Stated goal: Duplicate, word for word, the part of the passage on linear strain and cross-sectional area that runs from "These are the" to "force is applied.".

These are the key concepts you need to understand to accurately answer the question.

Understanding Linear Strain
Linear strain is a measure of deformation representing the elongation of a material when subjected to an external load. To calculate linear strain, we use the formula: \( \text{Strain} = \frac{\Delta L}{L} \), where \( \Delta L \) is the change in length and \( L \) is the original length of the material. It essentially describes how much a material stretches when a force is applied.
In this exercise, a copper wire experiences a linear strain due to the weight suspended from it. By understanding linear strain, students can predict how materials behave under different loads. Materials with a large linear strain tend to be more ductile, while those with smaller strain values are often more brittle.
The Significance of Cross-Sectional Area
Cross-sectional area plays a critical role in determining how a material responds to a force. It is the area of the cross-section of a cable or wire, usually perpendicular to its length, and is denoted by \( A \). The formula for the cross-sectional area of a circular wire with diameter \( d \) is \( A = \pi \left(\frac{d}{2}\right)^2 \).

Dataset excerpt:

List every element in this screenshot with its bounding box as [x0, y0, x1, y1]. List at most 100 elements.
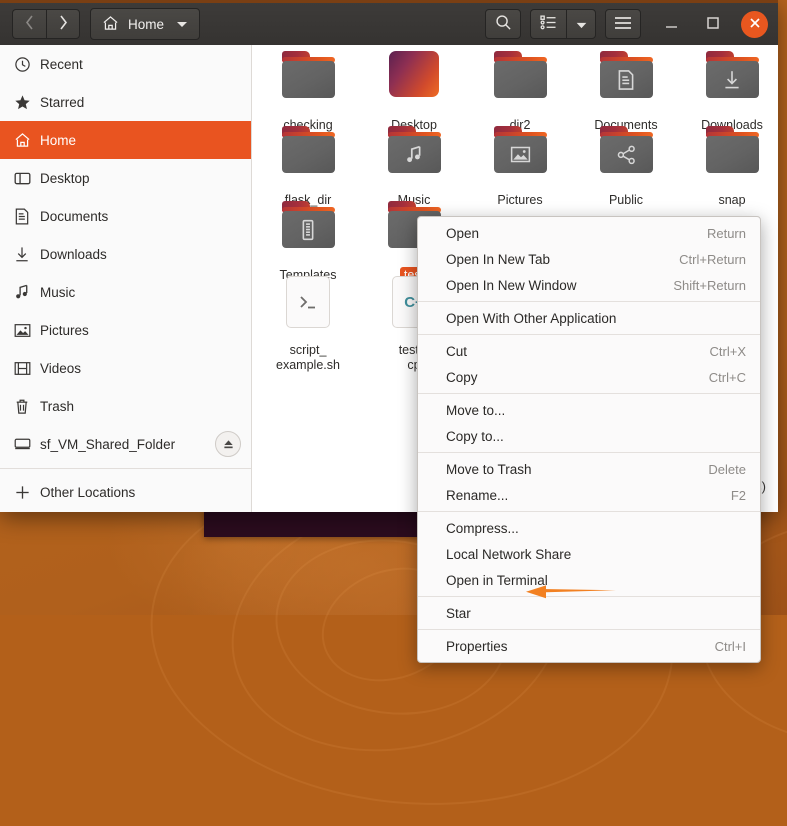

Task solution:
These are the key concepts you need to understand to accurately answer the question.

Understanding Linear Strain
Linear strain is a measure of deformation representing the elongation of a material when subjected to an external load. To calculate linear strain, we use the formula: \( \text{Strain} = \frac{\Delta L}{L} \), where \( \Delta L \) is the change in length and \( L \) is the original length of the material. It essentially describes how much a material stretches when a force is applied.